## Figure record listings

──────────────────────────────

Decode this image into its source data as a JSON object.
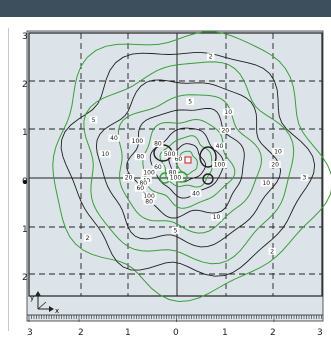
{
  "window": {
    "header_color": "#3d4f5c"
  },
  "plot": {
    "background": "#dde4e9",
    "axis_ticks": {
      "y_left": [
        "3",
        "2",
        "1",
        "0",
        "1",
        "2"
      ],
      "x_bottom": [
        "3",
        "2",
        "1",
        "0",
        "1",
        "2",
        "3"
      ]
    },
    "triad": {
      "y": "y",
      "x": "x"
    },
    "contour_labels": [
      {
        "t": "2",
        "u": 0.62,
        "v": 0.09
      },
      {
        "t": "5",
        "u": 0.22,
        "v": 0.33
      },
      {
        "t": "5",
        "u": 0.55,
        "v": 0.26
      },
      {
        "t": "5",
        "u": 0.5,
        "v": 0.75
      },
      {
        "t": "10",
        "u": 0.68,
        "v": 0.3
      },
      {
        "t": "10",
        "u": 0.26,
        "v": 0.46
      },
      {
        "t": "10",
        "u": 0.85,
        "v": 0.45
      },
      {
        "t": "10",
        "u": 0.81,
        "v": 0.57
      },
      {
        "t": "10",
        "u": 0.64,
        "v": 0.7
      },
      {
        "t": "20",
        "u": 0.67,
        "v": 0.37
      },
      {
        "t": "20",
        "u": 0.84,
        "v": 0.5
      },
      {
        "t": "20",
        "u": 0.34,
        "v": 0.55
      },
      {
        "t": "40",
        "u": 0.29,
        "v": 0.4
      },
      {
        "t": "40",
        "u": 0.65,
        "v": 0.43
      },
      {
        "t": "40",
        "u": 0.4,
        "v": 0.56
      },
      {
        "t": "40",
        "u": 0.57,
        "v": 0.61
      },
      {
        "t": "80",
        "u": 0.38,
        "v": 0.47
      },
      {
        "t": "80",
        "u": 0.44,
        "v": 0.42
      },
      {
        "t": "80",
        "u": 0.49,
        "v": 0.53
      },
      {
        "t": "80",
        "u": 0.39,
        "v": 0.57
      },
      {
        "t": "60",
        "u": 0.51,
        "v": 0.48
      },
      {
        "t": "60",
        "u": 0.44,
        "v": 0.51
      },
      {
        "t": "100",
        "u": 0.41,
        "v": 0.53
      },
      {
        "t": "100",
        "u": 0.5,
        "v": 0.55
      },
      {
        "t": "100",
        "u": 0.65,
        "v": 0.5
      },
      {
        "t": "100",
        "u": 0.37,
        "v": 0.41
      },
      {
        "t": "500",
        "u": 0.48,
        "v": 0.46
      },
      {
        "t": "100",
        "u": 0.41,
        "v": 0.62
      },
      {
        "t": "80",
        "u": 0.41,
        "v": 0.64
      },
      {
        "t": "60",
        "u": 0.38,
        "v": 0.59
      },
      {
        "t": "2",
        "u": 0.2,
        "v": 0.78
      },
      {
        "t": "2",
        "u": 0.83,
        "v": 0.83
      },
      {
        "t": "3",
        "u": 0.94,
        "v": 0.55
      }
    ]
  }
}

──────────────────────────────

## REQUIRED TASK
Return the material word for word. Pictures are not part of the copy.

## SOLUTION
Decode this image into its source data as a JSON object.
{
  "window": {
    "header_color": "#3d4f5c"
  },
  "plot": {
    "background": "#dde4e9",
    "axis_ticks": {
      "y_left": [
        "3",
        "2",
        "1",
        "0",
        "1",
        "2"
      ],
      "x_bottom": [
        "3",
        "2",
        "1",
        "0",
        "1",
        "2",
        "3"
      ]
    },
    "triad": {
      "y": "y",
      "x": "x"
    },
    "contour_labels": [
      {
        "t": "2",
        "u": 0.62,
        "v": 0.09
      },
      {
        "t": "5",
        "u": 0.22,
        "v": 0.33
      },
      {
        "t": "5",
        "u": 0.55,
        "v": 0.26
      },
      {
        "t": "5",
        "u": 0.5,
        "v": 0.75
      },
      {
        "t": "10",
        "u": 0.68,
        "v": 0.3
      },
      {
        "t": "10",
        "u": 0.26,
        "v": 0.46
      },
      {
        "t": "10",
        "u": 0.85,
        "v": 0.45
      },
      {
        "t": "10",
        "u": 0.81,
        "v": 0.57
      },
      {
        "t": "10",
        "u": 0.64,
        "v": 0.7
      },
      {
        "t": "20",
        "u": 0.67,
        "v": 0.37
      },
      {
        "t": "20",
        "u": 0.84,
        "v": 0.5
      },
      {
        "t": "20",
        "u": 0.34,
        "v": 0.55
      },
      {
        "t": "40",
        "u": 0.29,
        "v": 0.4
      },
      {
        "t": "40",
        "u": 0.65,
        "v": 0.43
      },
      {
        "t": "40",
        "u": 0.4,
        "v": 0.56
      },
      {
        "t": "40",
        "u": 0.57,
        "v": 0.61
      },
      {
        "t": "80",
        "u": 0.38,
        "v": 0.47
      },
      {
        "t": "80",
        "u": 0.44,
        "v": 0.42
      },
      {
        "t": "80",
        "u": 0.49,
        "v": 0.53
      },
      {
        "t": "80",
        "u": 0.39,
        "v": 0.57
      },
      {
        "t": "60",
        "u": 0.51,
        "v": 0.48
      },
      {
        "t": "60",
        "u": 0.44,
        "v": 0.51
      },
      {
        "t": "100",
        "u": 0.41,
        "v": 0.53
      },
      {
        "t": "100",
        "u": 0.5,
        "v": 0.55
      },
      {
        "t": "100",
        "u": 0.65,
        "v": 0.5
      },
      {
        "t": "100",
        "u": 0.37,
        "v": 0.41
      },
      {
        "t": "500",
        "u": 0.48,
        "v": 0.46
      },
      {
        "t": "100",
        "u": 0.41,
        "v": 0.62
      },
      {
        "t": "80",
        "u": 0.41,
        "v": 0.64
      },
      {
        "t": "60",
        "u": 0.38,
        "v": 0.59
      },
      {
        "t": "2",
        "u": 0.2,
        "v": 0.78
      },
      {
        "t": "2",
        "u": 0.83,
        "v": 0.83
      },
      {
        "t": "3",
        "u": 0.94,
        "v": 0.55
      }
    ]
  }
}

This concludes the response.